**Job**
Pictures are not part of the copy; repeat everything else in the records exactly.

|---|

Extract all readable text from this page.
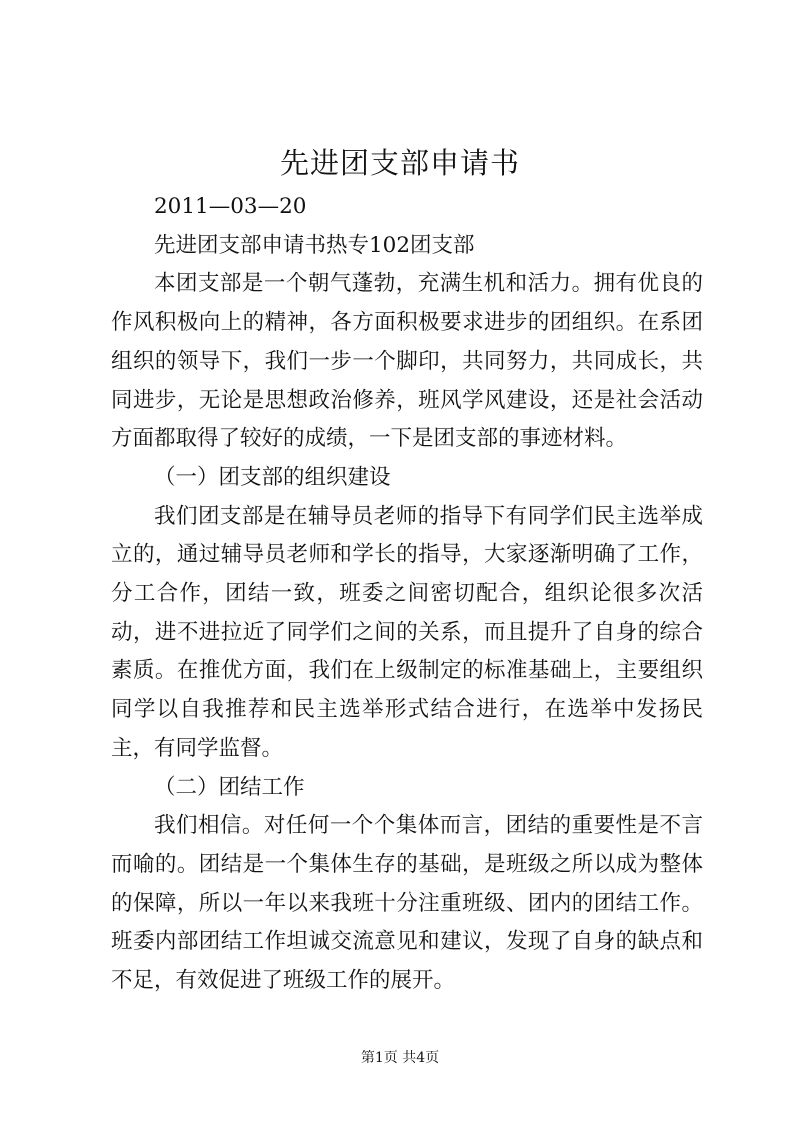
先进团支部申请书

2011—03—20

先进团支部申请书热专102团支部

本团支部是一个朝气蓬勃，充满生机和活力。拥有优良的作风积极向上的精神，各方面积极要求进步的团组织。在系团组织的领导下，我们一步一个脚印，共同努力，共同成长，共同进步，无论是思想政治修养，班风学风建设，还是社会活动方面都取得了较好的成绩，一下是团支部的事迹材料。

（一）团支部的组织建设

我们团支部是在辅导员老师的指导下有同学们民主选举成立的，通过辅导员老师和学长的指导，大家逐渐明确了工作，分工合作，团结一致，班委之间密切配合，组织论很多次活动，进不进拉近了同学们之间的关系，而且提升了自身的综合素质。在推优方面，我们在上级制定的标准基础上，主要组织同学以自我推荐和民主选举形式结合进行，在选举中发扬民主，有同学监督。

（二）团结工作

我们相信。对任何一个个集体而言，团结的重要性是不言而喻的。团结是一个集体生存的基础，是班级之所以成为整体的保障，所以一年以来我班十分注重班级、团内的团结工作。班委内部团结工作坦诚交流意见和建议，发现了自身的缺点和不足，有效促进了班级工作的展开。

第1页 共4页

|---|

**Answer to this exercise**
Extract all readable text from this page.
先进团支部申请书

2011—03—20

先进团支部申请书热专102团支部

本团支部是一个朝气蓬勃，充满生机和活力。拥有优良的作风积极向上的精神，各方面积极要求进步的团组织。在系团组织的领导下，我们一步一个脚印，共同努力，共同成长，共同进步，无论是思想政治修养，班风学风建设，还是社会活动方面都取得了较好的成绩，一下是团支部的事迹材料。

（一）团支部的组织建设

我们团支部是在辅导员老师的指导下有同学们民主选举成立的，通过辅导员老师和学长的指导，大家逐渐明确了工作，分工合作，团结一致，班委之间密切配合，组织论很多次活动，进不进拉近了同学们之间的关系，而且提升了自身的综合素质。在推优方面，我们在上级制定的标准基础上，主要组织同学以自我推荐和民主选举形式结合进行，在选举中发扬民主，有同学监督。

（二）团结工作

我们相信。对任何一个个集体而言，团结的重要性是不言而喻的。团结是一个集体生存的基础，是班级之所以成为整体的保障，所以一年以来我班十分注重班级、团内的团结工作。班委内部团结工作坦诚交流意见和建议，发现了自身的缺点和不足，有效促进了班级工作的展开。

第1页 共4页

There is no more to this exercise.